▸ **TASK BRIEF**
Below are some records. Copy every line in them that holds "yang".

▸ **Collected data**

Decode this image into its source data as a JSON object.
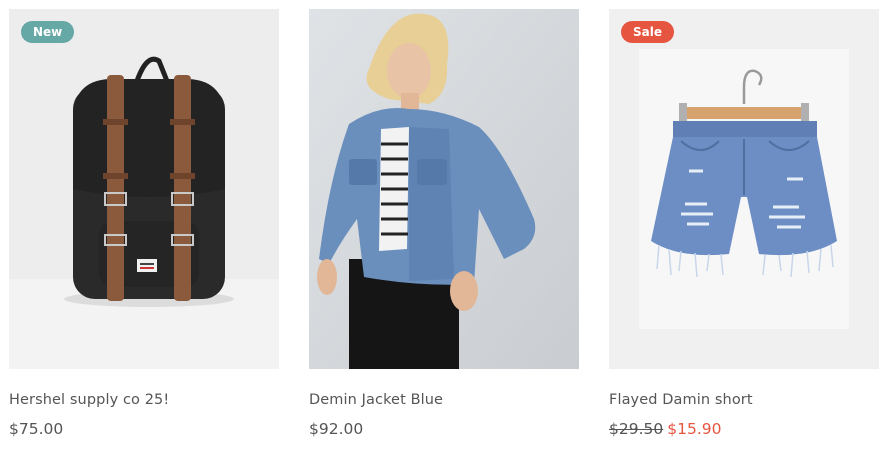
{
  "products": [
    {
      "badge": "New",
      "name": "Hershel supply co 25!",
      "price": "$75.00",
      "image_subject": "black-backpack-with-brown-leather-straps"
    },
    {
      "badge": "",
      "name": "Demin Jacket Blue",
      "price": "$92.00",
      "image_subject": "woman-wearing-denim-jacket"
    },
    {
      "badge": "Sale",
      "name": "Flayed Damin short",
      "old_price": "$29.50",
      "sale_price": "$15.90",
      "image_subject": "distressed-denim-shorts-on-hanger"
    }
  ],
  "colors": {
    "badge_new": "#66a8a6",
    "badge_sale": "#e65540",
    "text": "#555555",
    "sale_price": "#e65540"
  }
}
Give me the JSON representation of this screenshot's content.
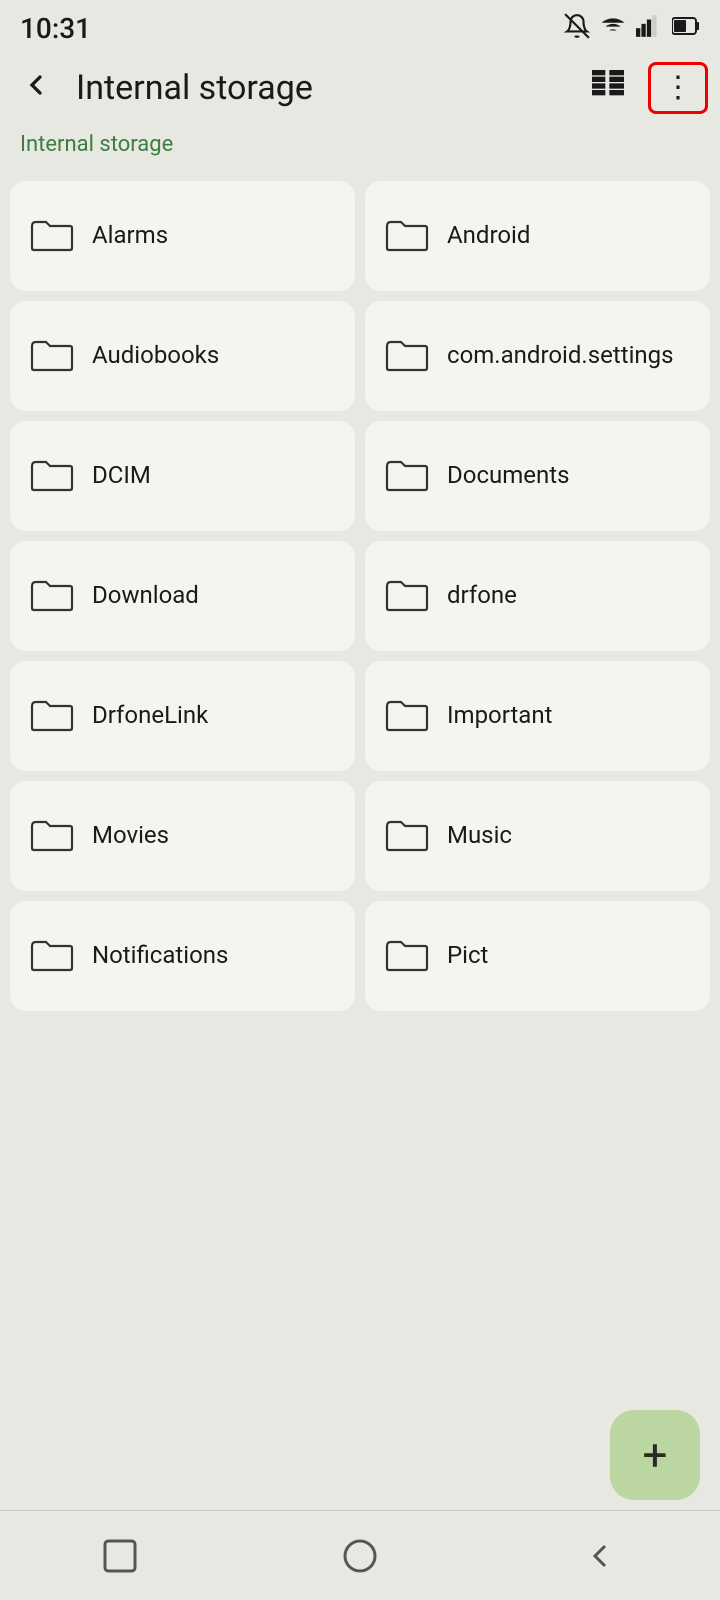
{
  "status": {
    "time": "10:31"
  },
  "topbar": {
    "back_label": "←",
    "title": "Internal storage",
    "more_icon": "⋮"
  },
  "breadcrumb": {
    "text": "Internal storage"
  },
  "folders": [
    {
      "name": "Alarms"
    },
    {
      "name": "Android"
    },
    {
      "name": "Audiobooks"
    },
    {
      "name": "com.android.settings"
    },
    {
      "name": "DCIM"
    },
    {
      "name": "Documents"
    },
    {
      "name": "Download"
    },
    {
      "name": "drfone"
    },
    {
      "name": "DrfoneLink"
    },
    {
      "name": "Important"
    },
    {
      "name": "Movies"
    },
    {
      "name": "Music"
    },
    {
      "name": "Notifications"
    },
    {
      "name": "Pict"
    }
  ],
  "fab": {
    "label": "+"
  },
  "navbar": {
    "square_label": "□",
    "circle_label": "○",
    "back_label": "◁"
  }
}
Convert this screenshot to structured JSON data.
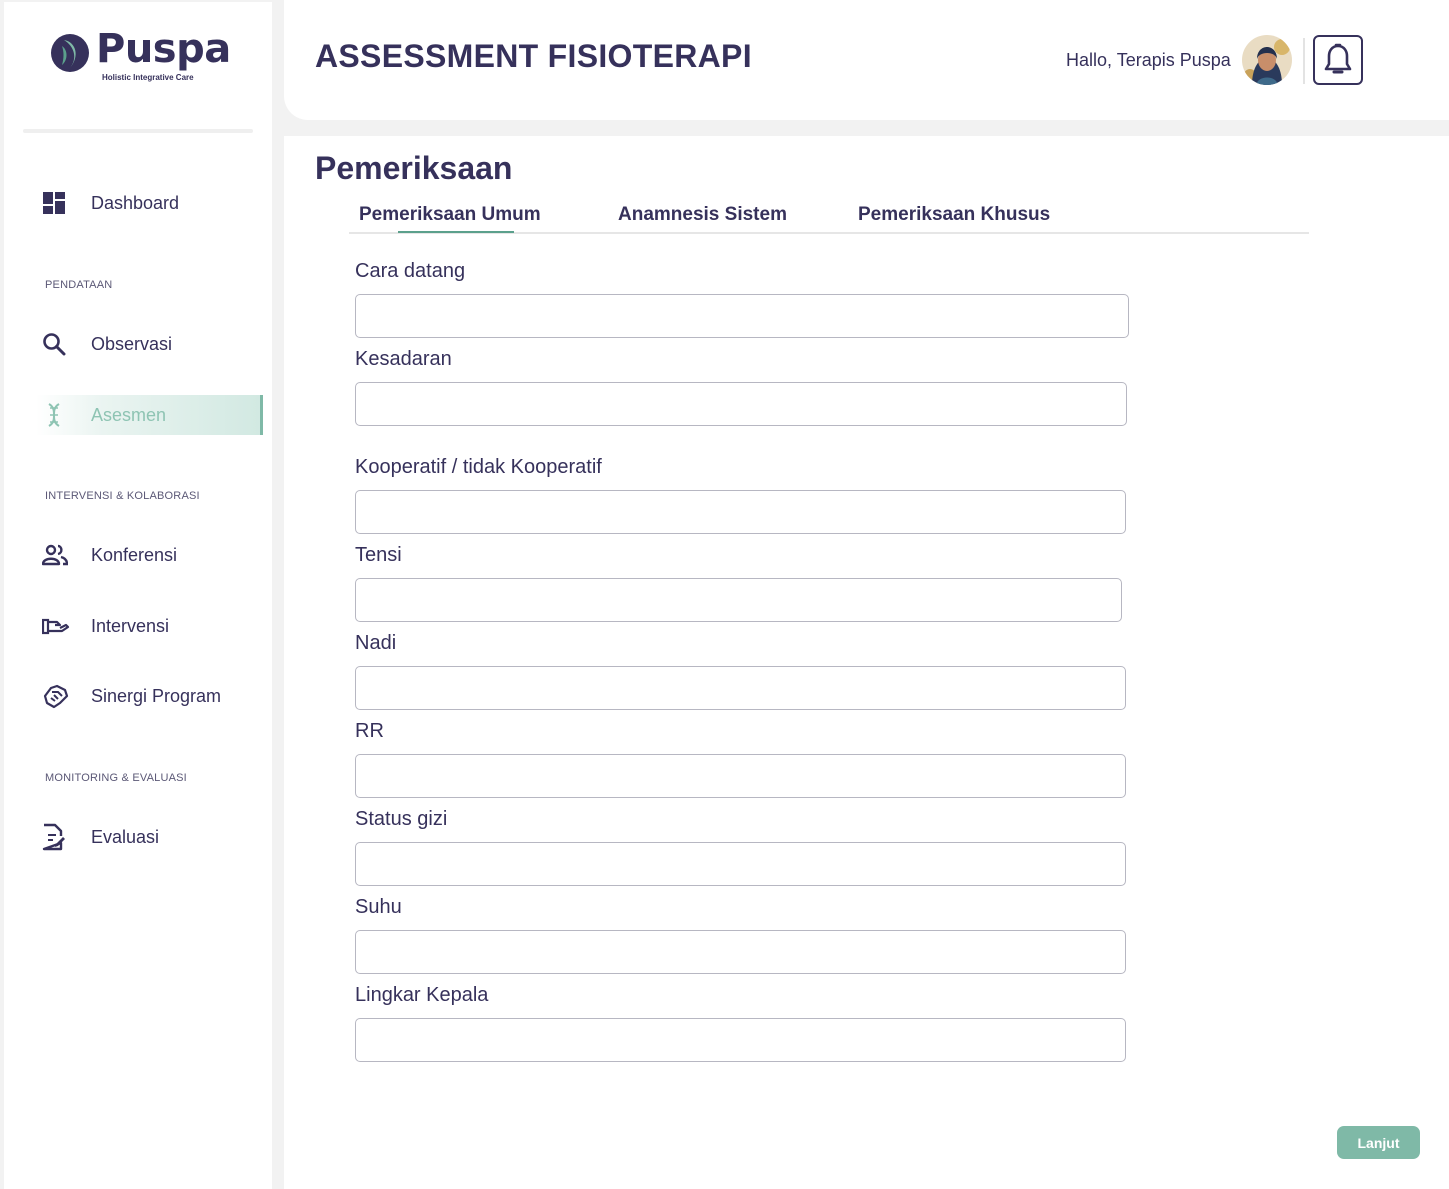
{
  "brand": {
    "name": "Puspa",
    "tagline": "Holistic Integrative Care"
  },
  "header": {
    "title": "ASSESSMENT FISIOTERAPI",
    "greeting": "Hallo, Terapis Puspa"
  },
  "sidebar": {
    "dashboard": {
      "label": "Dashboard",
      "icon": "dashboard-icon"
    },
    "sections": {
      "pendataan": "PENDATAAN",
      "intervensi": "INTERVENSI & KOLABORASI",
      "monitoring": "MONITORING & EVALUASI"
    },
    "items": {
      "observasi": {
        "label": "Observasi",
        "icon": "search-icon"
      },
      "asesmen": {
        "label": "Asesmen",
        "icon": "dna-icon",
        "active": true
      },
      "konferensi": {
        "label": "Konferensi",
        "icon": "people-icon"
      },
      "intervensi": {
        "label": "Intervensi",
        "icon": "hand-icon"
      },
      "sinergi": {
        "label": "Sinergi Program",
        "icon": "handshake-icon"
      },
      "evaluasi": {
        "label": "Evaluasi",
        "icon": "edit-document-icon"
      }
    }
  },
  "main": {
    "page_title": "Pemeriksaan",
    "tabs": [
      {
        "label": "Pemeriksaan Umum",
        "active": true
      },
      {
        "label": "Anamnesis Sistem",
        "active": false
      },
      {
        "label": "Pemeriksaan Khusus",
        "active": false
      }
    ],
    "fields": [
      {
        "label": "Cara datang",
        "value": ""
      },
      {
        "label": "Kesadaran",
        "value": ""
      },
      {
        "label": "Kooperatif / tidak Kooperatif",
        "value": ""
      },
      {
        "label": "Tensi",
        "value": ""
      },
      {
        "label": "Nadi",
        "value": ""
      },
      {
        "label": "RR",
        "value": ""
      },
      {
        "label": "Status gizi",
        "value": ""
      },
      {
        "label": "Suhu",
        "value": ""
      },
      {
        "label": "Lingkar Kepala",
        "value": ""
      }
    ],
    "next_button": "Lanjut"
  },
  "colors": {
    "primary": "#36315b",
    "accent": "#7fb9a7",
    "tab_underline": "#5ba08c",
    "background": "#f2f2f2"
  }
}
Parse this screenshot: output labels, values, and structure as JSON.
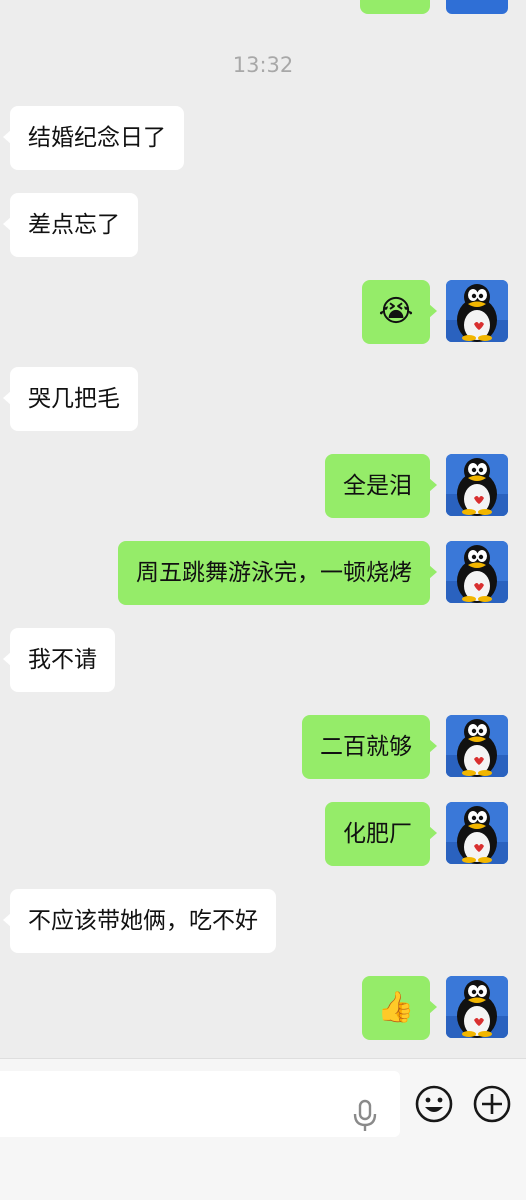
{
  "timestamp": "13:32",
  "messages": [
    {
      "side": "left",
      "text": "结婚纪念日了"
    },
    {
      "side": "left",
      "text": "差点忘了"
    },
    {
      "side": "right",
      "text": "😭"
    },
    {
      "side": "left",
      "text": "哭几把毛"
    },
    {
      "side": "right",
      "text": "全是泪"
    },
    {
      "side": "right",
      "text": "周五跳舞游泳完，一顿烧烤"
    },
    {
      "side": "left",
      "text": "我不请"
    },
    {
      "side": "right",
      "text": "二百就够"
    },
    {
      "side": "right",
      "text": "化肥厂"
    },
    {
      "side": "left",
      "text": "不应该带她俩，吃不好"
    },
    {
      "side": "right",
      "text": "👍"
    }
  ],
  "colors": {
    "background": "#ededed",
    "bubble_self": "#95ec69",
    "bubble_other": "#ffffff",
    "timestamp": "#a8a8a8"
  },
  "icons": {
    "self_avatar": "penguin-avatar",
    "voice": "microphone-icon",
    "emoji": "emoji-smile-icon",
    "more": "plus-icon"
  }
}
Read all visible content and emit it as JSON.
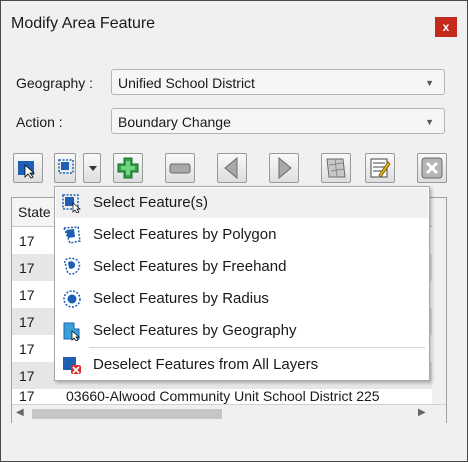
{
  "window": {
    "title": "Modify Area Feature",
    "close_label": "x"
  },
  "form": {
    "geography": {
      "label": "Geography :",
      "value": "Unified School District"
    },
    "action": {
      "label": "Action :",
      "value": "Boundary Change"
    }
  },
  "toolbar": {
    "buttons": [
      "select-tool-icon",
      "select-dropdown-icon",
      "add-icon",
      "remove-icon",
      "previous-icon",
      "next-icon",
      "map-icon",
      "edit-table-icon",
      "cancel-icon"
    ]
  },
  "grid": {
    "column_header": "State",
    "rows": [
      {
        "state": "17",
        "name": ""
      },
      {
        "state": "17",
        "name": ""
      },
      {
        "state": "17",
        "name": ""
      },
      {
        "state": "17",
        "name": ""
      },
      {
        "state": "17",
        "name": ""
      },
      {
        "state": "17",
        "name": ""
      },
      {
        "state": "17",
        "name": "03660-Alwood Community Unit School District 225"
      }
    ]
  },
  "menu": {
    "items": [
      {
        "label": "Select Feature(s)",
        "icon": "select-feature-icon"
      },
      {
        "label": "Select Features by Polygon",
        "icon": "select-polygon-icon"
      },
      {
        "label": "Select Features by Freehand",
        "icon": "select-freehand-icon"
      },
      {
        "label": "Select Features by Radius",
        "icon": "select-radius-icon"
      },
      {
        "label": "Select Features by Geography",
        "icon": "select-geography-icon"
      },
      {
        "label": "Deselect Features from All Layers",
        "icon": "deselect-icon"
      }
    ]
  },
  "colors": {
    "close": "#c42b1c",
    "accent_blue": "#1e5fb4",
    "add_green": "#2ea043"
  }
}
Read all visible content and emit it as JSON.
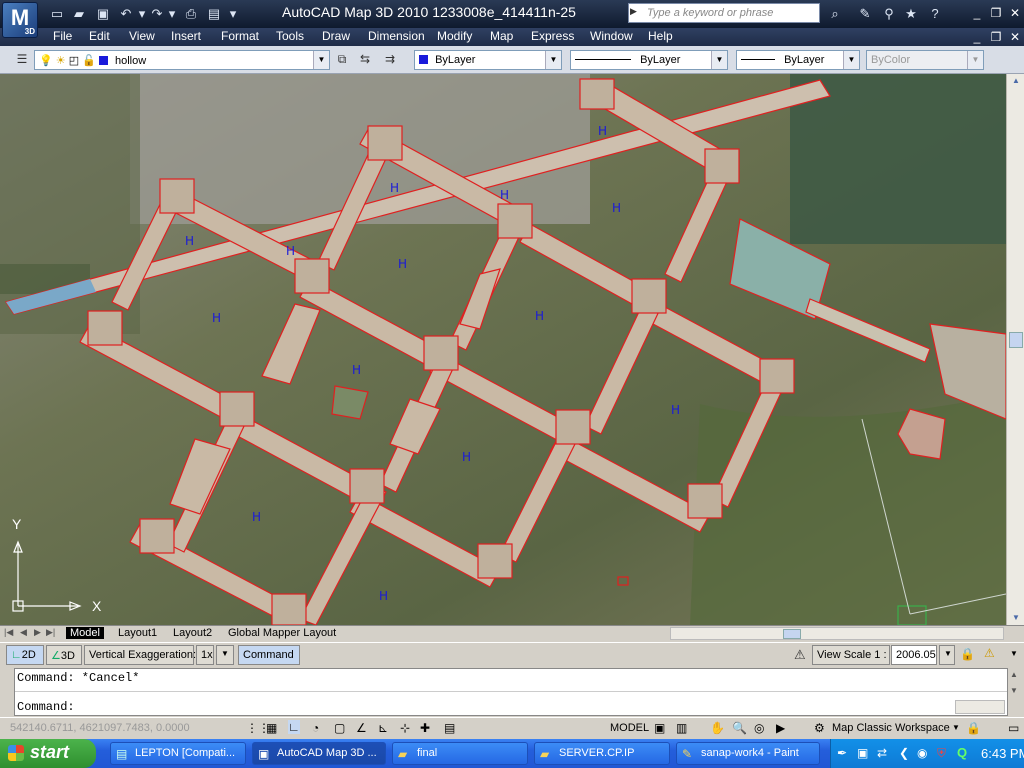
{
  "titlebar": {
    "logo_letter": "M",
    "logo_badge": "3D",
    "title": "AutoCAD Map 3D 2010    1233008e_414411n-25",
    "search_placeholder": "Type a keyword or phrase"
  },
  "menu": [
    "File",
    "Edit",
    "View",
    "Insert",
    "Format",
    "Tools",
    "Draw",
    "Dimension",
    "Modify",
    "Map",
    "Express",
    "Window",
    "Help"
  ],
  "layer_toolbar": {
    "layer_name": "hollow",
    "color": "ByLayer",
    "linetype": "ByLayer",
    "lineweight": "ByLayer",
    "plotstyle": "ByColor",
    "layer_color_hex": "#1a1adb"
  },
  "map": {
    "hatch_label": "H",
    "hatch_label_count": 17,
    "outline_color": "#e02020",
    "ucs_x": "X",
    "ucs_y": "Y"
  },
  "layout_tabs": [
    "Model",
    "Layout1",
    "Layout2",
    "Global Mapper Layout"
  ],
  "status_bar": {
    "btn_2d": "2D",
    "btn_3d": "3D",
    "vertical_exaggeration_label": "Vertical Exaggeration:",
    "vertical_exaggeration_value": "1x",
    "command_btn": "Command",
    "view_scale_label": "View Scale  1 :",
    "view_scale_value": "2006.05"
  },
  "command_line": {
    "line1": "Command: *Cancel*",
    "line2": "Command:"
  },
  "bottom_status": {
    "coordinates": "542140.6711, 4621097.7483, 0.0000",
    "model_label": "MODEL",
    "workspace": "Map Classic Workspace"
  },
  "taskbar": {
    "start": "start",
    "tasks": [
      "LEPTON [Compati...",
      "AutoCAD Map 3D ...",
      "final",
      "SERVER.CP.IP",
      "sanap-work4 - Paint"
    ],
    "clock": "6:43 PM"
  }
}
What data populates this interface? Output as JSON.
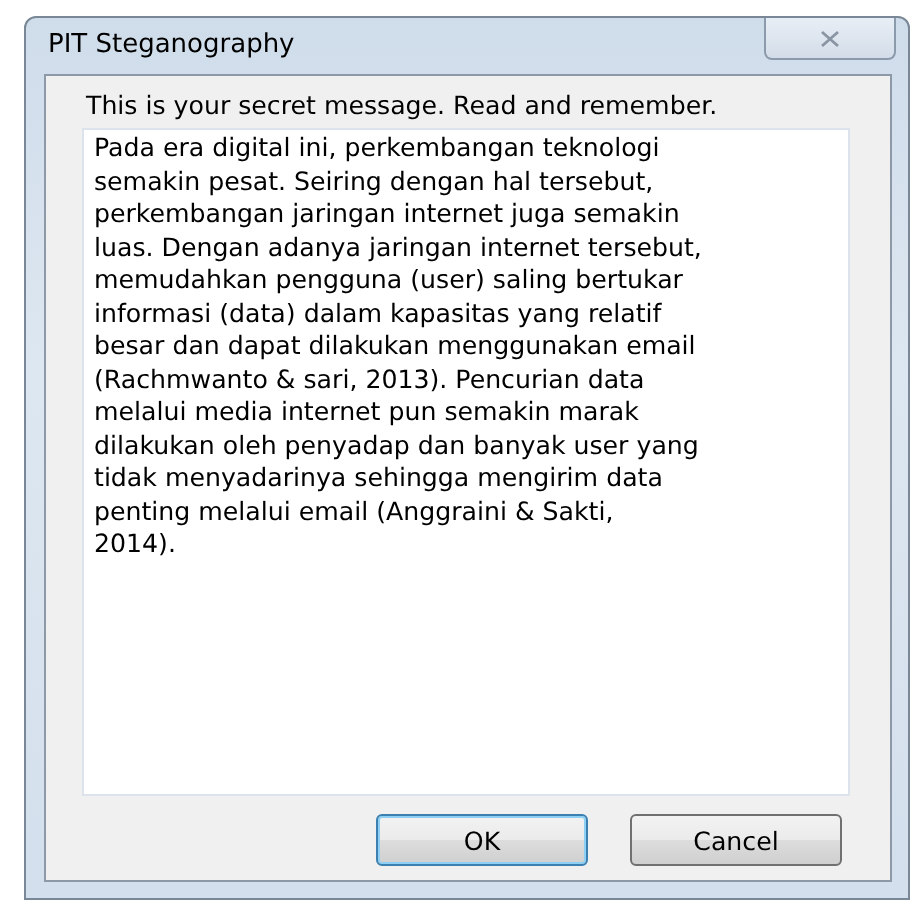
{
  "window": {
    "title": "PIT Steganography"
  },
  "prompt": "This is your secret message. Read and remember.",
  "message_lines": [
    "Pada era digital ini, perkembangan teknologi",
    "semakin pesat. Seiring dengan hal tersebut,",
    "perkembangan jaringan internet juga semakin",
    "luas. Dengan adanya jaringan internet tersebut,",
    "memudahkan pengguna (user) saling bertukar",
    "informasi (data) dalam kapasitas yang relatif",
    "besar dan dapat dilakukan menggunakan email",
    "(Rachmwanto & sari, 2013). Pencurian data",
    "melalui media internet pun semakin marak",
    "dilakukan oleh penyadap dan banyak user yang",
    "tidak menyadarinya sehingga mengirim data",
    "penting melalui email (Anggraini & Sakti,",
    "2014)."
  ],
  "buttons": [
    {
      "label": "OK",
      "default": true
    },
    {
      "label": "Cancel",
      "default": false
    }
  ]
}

▸ **ANSWER TO THE PROBLEM**
    "informasi (data) dalam kapasitas yang relatif",
    "dilakukan oleh penyadap dan banyak user yang",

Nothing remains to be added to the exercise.